[Start of Data supplied]
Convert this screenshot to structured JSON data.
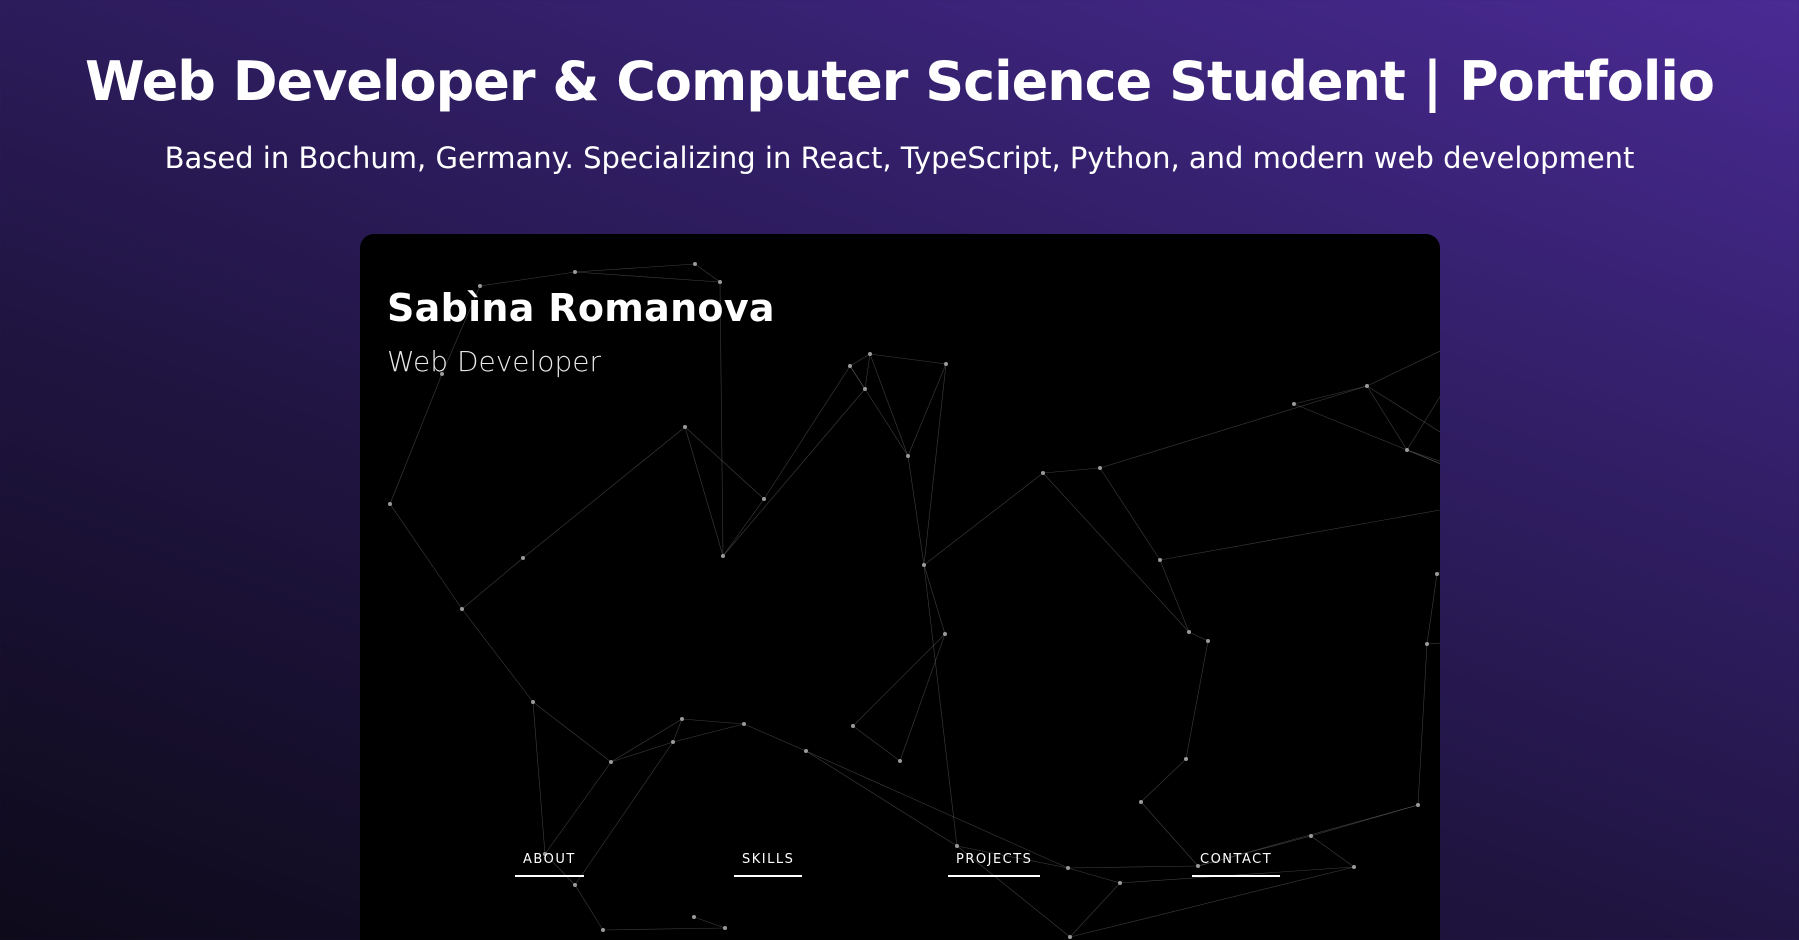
{
  "header": {
    "title": "Web Developer & Computer Science Student | Portfolio",
    "subtitle": "Based in Bochum, Germany. Specializing in React, TypeScript, Python, and modern web development"
  },
  "card": {
    "name": "Sabìna Romanova",
    "role": "Web Developer",
    "nav": [
      "ABOUT",
      "SKILLS",
      "PROJECTS",
      "CONTACT"
    ]
  },
  "colors": {
    "background_top": "#4a2a94",
    "background_bottom": "#0e0a1a",
    "card": "#000000",
    "text": "#ffffff"
  }
}
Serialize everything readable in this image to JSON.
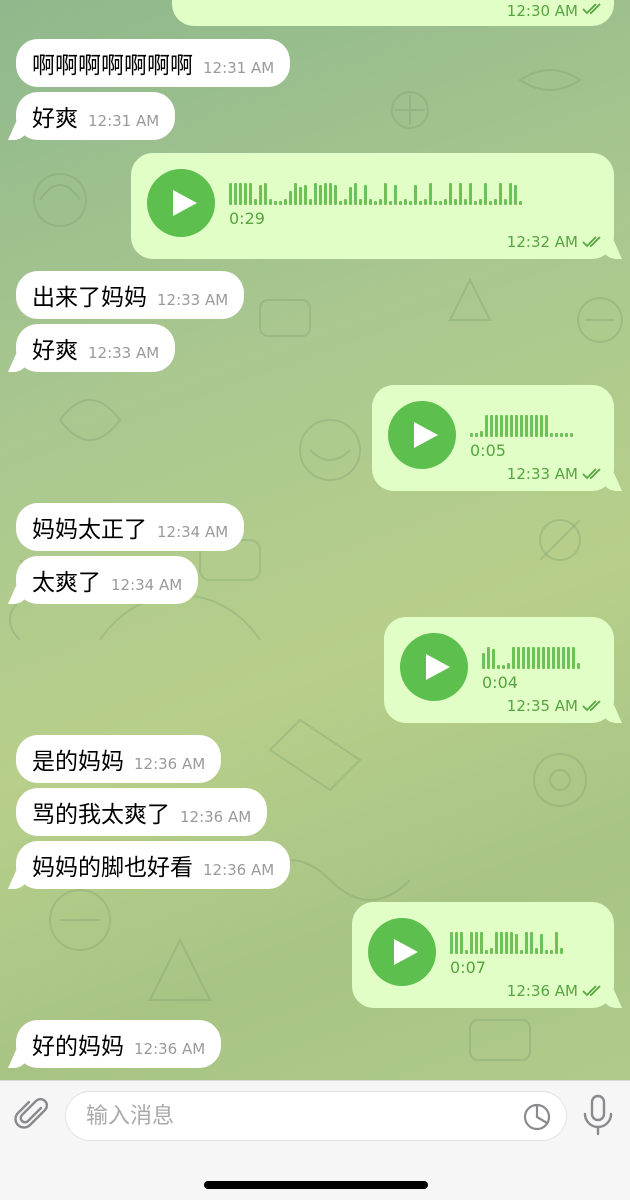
{
  "chat": {
    "top_partial": {
      "time": "12:30 AM"
    },
    "messages": [
      {
        "type": "text",
        "dir": "in",
        "text": "啊啊啊啊啊啊啊",
        "time": "12:31 AM"
      },
      {
        "type": "text",
        "dir": "in",
        "text": "好爽",
        "time": "12:31 AM"
      },
      {
        "type": "voice",
        "dir": "out",
        "duration": "0:29",
        "time": "12:32 AM"
      },
      {
        "type": "text",
        "dir": "in",
        "text": "出来了妈妈",
        "time": "12:33 AM"
      },
      {
        "type": "text",
        "dir": "in",
        "text": "好爽",
        "time": "12:33 AM"
      },
      {
        "type": "voice",
        "dir": "out",
        "duration": "0:05",
        "time": "12:33 AM"
      },
      {
        "type": "text",
        "dir": "in",
        "text": "妈妈太正了",
        "time": "12:34 AM"
      },
      {
        "type": "text",
        "dir": "in",
        "text": "太爽了",
        "time": "12:34 AM"
      },
      {
        "type": "voice",
        "dir": "out",
        "duration": "0:04",
        "time": "12:35 AM"
      },
      {
        "type": "text",
        "dir": "in",
        "text": "是的妈妈",
        "time": "12:36 AM"
      },
      {
        "type": "text",
        "dir": "in",
        "text": "骂的我太爽了",
        "time": "12:36 AM"
      },
      {
        "type": "text",
        "dir": "in",
        "text": "妈妈的脚也好看",
        "time": "12:36 AM"
      },
      {
        "type": "voice",
        "dir": "out",
        "duration": "0:07",
        "time": "12:36 AM"
      },
      {
        "type": "text",
        "dir": "in",
        "text": "好的妈妈",
        "time": "12:36 AM"
      }
    ]
  },
  "input": {
    "placeholder": "输入消息"
  },
  "icons": [
    "attach-icon",
    "play-icon",
    "read-checkmarks-icon",
    "sticker-icon",
    "microphone-icon"
  ],
  "colors": {
    "incoming_bubble": "#ffffff",
    "outgoing_bubble": "#e1fec6",
    "accent_green": "#5dbf4d",
    "outgoing_meta": "#55a63f"
  }
}
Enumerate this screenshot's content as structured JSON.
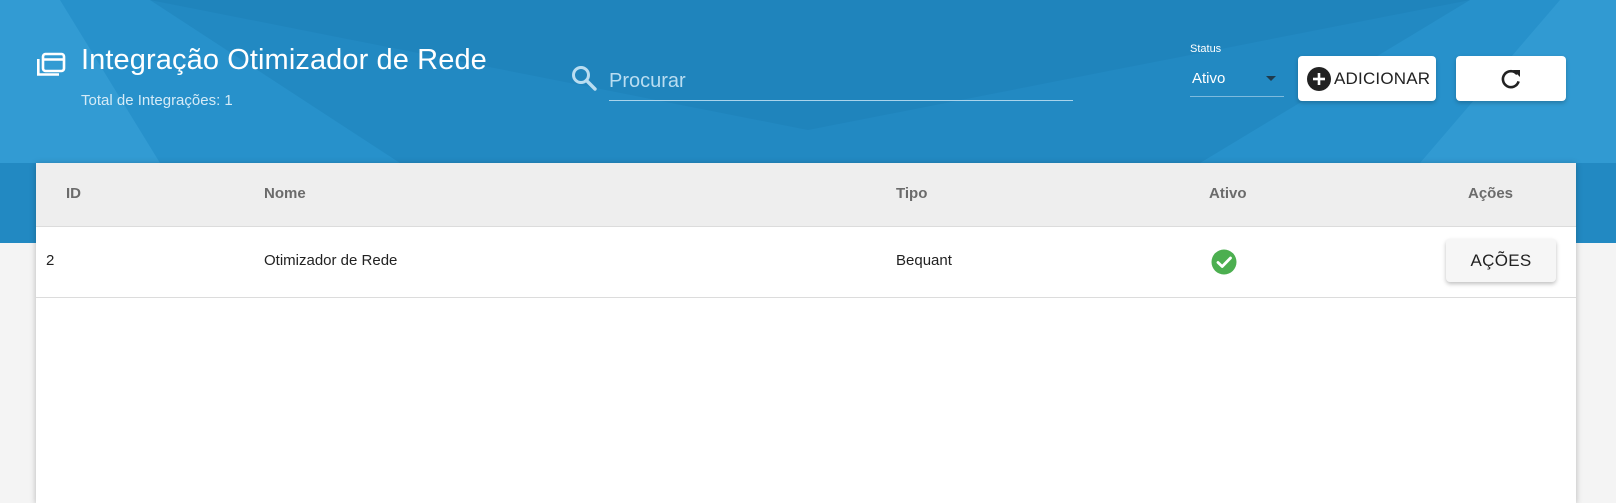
{
  "colors": {
    "header_bg": "#2289c2",
    "header_shade_dark": "#1b7bb3",
    "header_shade_light": "#3aa2d8",
    "success": "#4caf50",
    "page_bg": "#f4f4f4"
  },
  "header": {
    "icon": "list-window-icon",
    "title": "Integração Otimizador de Rede",
    "subtitle": "Total de Integrações: 1"
  },
  "search": {
    "icon": "search-icon",
    "placeholder": "Procurar",
    "value": ""
  },
  "status_filter": {
    "label": "Status",
    "selected": "Ativo"
  },
  "toolbar": {
    "add_icon": "plus-circle-icon",
    "add_label": "ADICIONAR",
    "refresh_icon": "refresh-icon"
  },
  "table": {
    "columns": [
      "ID",
      "Nome",
      "Tipo",
      "Ativo",
      "Ações"
    ],
    "rows": [
      {
        "id": "2",
        "nome": "Otimizador de Rede",
        "tipo": "Bequant",
        "ativo_icon": "check-circle-icon",
        "actions_label": "AÇÕES"
      }
    ]
  }
}
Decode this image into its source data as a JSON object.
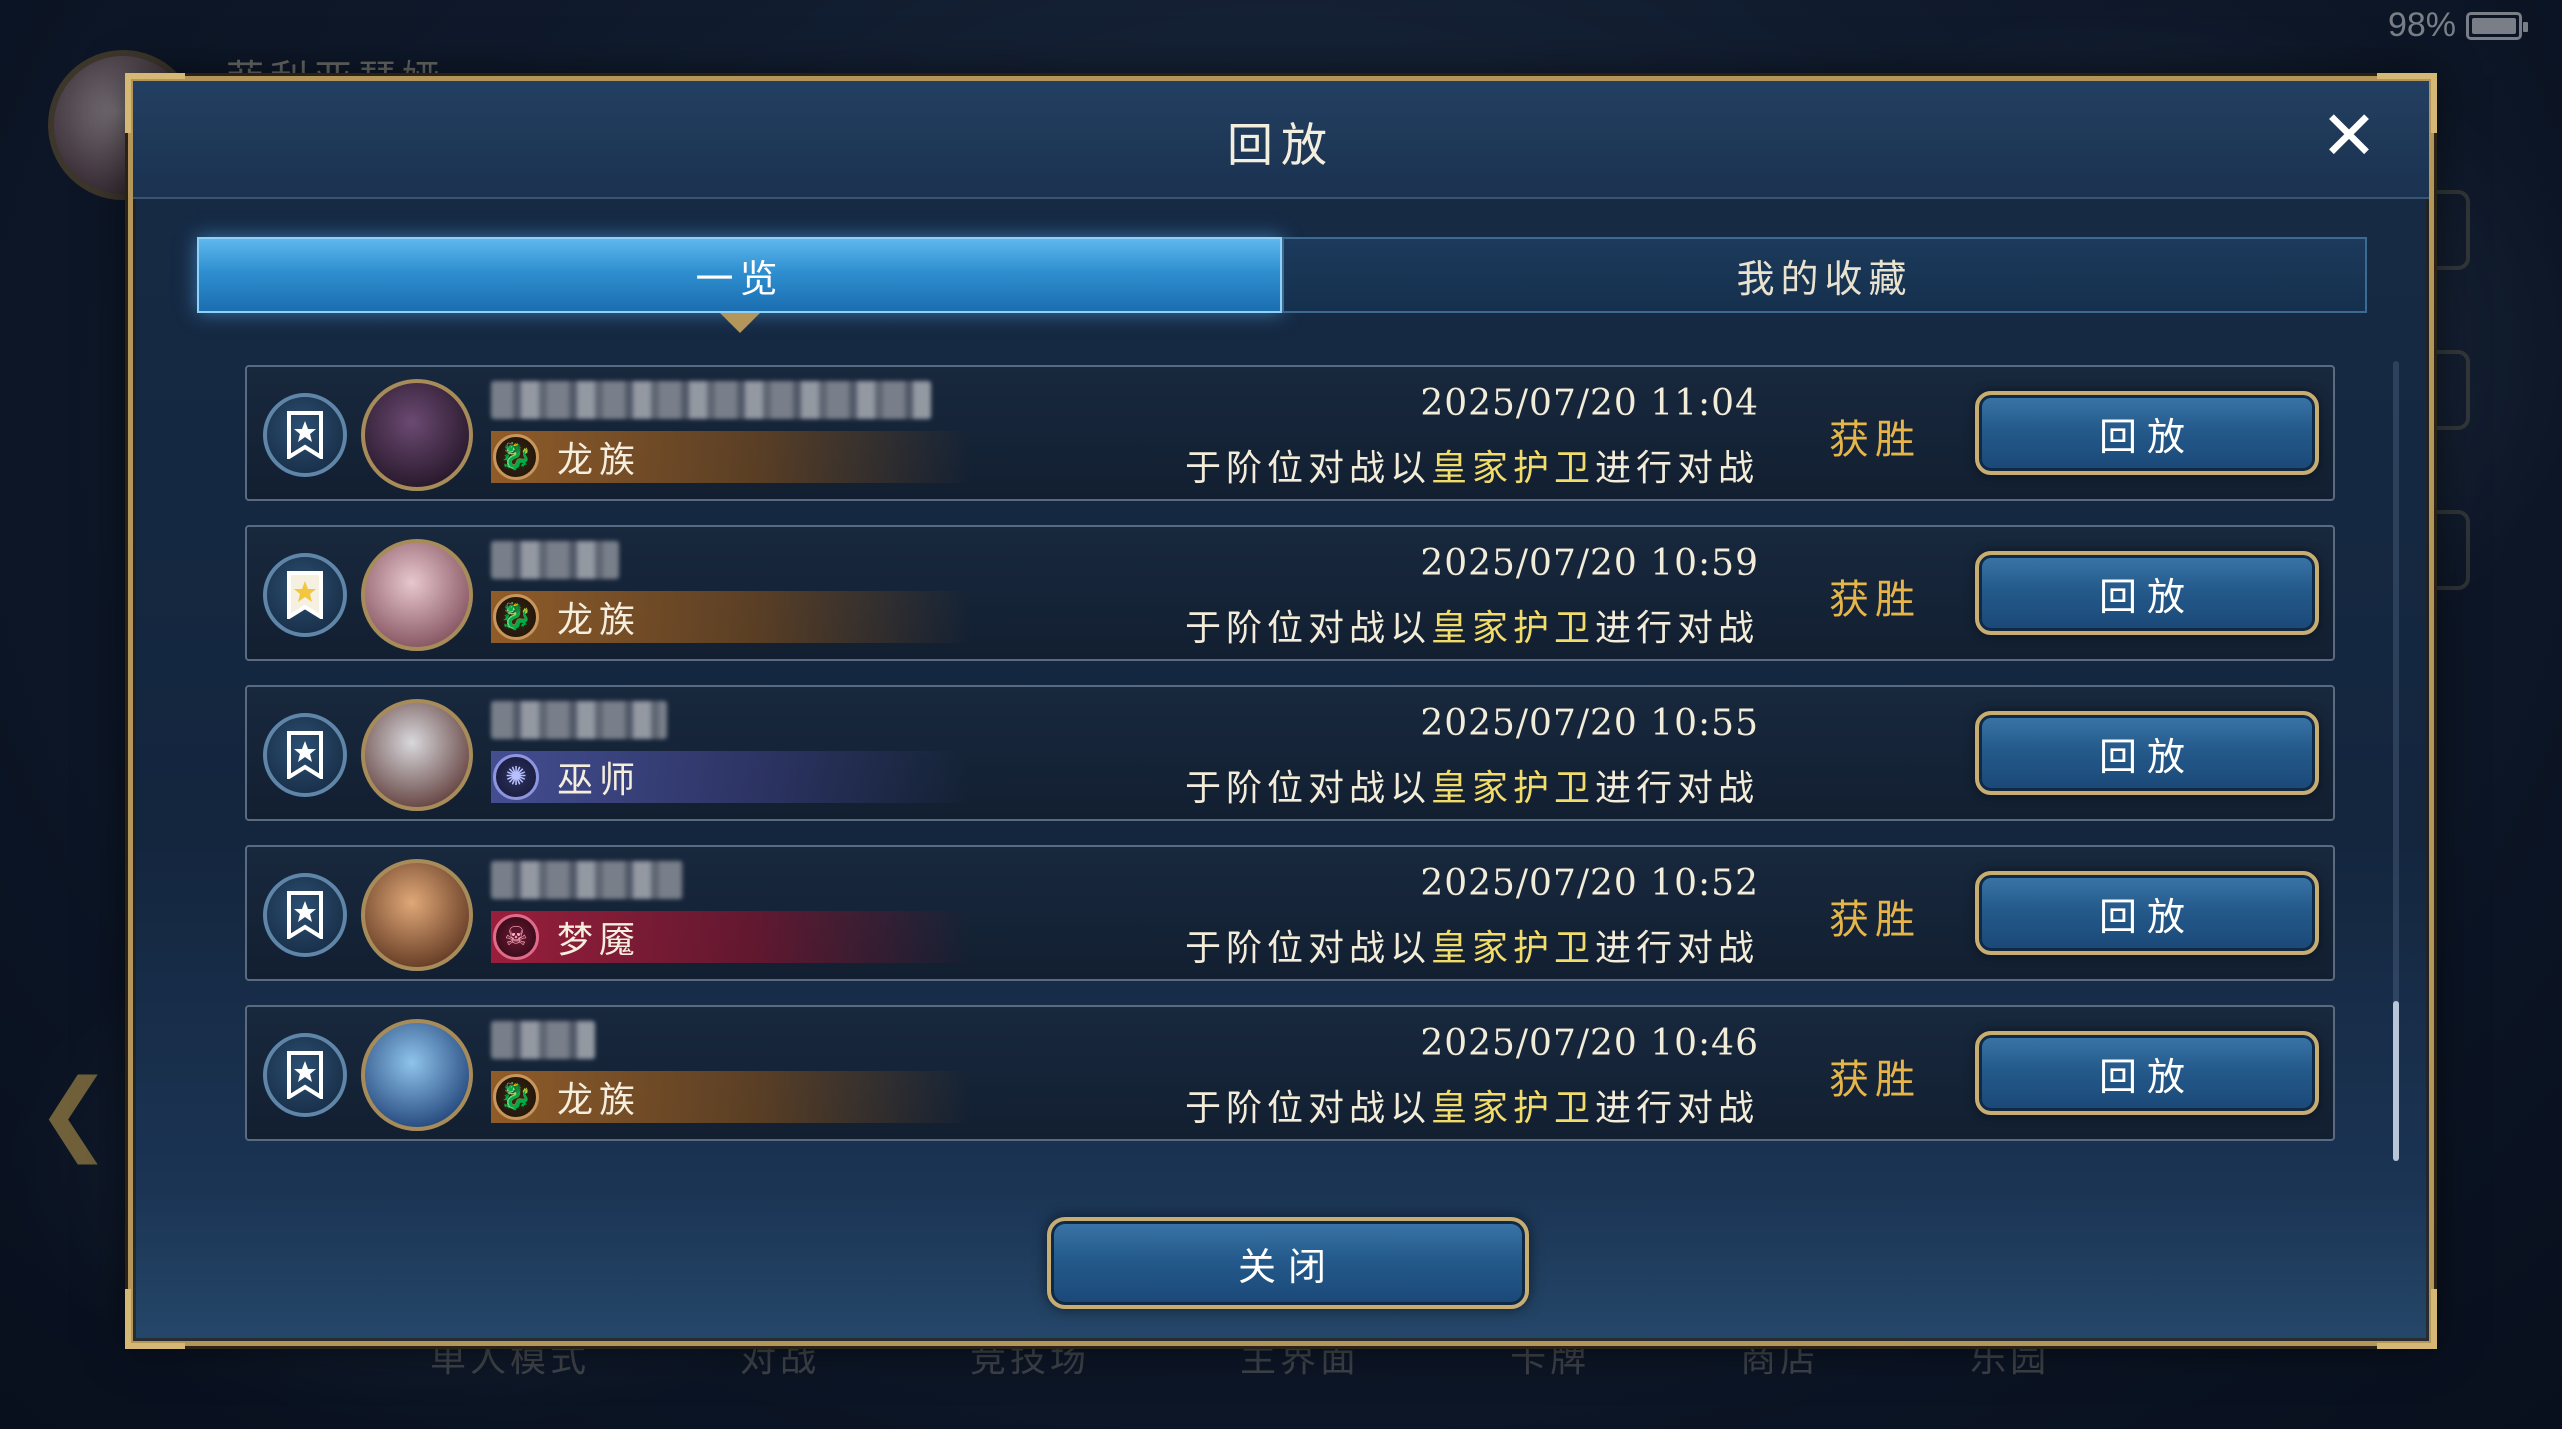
{
  "status": {
    "battery": "98%"
  },
  "background": {
    "player_name": "菲利亚瑟娅",
    "nav": [
      "单人模式",
      "对战",
      "竞技场",
      "主界面",
      "卡牌",
      "商店",
      "乐园"
    ]
  },
  "modal": {
    "title": "回放",
    "tabs": [
      {
        "label": "一览",
        "active": true
      },
      {
        "label": "我的收藏",
        "active": false
      }
    ],
    "close_label": "关闭"
  },
  "colors": {
    "accent_gold": "#c8ad72",
    "win_gold": "#e6b54a",
    "highlight_yellow": "#f2dd6a"
  },
  "replays": [
    {
      "favorited": false,
      "class": "龙族",
      "class_key": "dragon",
      "class_icon": "dragon-icon",
      "datetime": "2025/07/20  11:04",
      "desc_pre": "于阶位对战以",
      "deck": "皇家护卫",
      "desc_post": "进行对战",
      "result": "获胜",
      "button": "回放"
    },
    {
      "favorited": true,
      "class": "龙族",
      "class_key": "dragon",
      "class_icon": "dragon-icon",
      "datetime": "2025/07/20  10:59",
      "desc_pre": "于阶位对战以",
      "deck": "皇家护卫",
      "desc_post": "进行对战",
      "result": "获胜",
      "button": "回放"
    },
    {
      "favorited": false,
      "class": "巫师",
      "class_key": "mage",
      "class_icon": "rune-icon",
      "datetime": "2025/07/20  10:55",
      "desc_pre": "于阶位对战以",
      "deck": "皇家护卫",
      "desc_post": "进行对战",
      "result": "",
      "button": "回放"
    },
    {
      "favorited": false,
      "class": "梦魇",
      "class_key": "nightmare",
      "class_icon": "skull-icon",
      "datetime": "2025/07/20  10:52",
      "desc_pre": "于阶位对战以",
      "deck": "皇家护卫",
      "desc_post": "进行对战",
      "result": "获胜",
      "button": "回放"
    },
    {
      "favorited": false,
      "class": "龙族",
      "class_key": "dragon",
      "class_icon": "dragon-icon",
      "datetime": "2025/07/20  10:46",
      "desc_pre": "于阶位对战以",
      "deck": "皇家护卫",
      "desc_post": "进行对战",
      "result": "获胜",
      "button": "回放"
    }
  ]
}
[End of Data supplied]
(What the task requires) In the entries above, find every line with the word "subtitle" and list it.

(Correct answer)
    "subtitle": "Based in Bochum, Germany. Specializing in React, TypeScript, Python, and modern web development"
    "subtitle": "Total de Integrações: 1"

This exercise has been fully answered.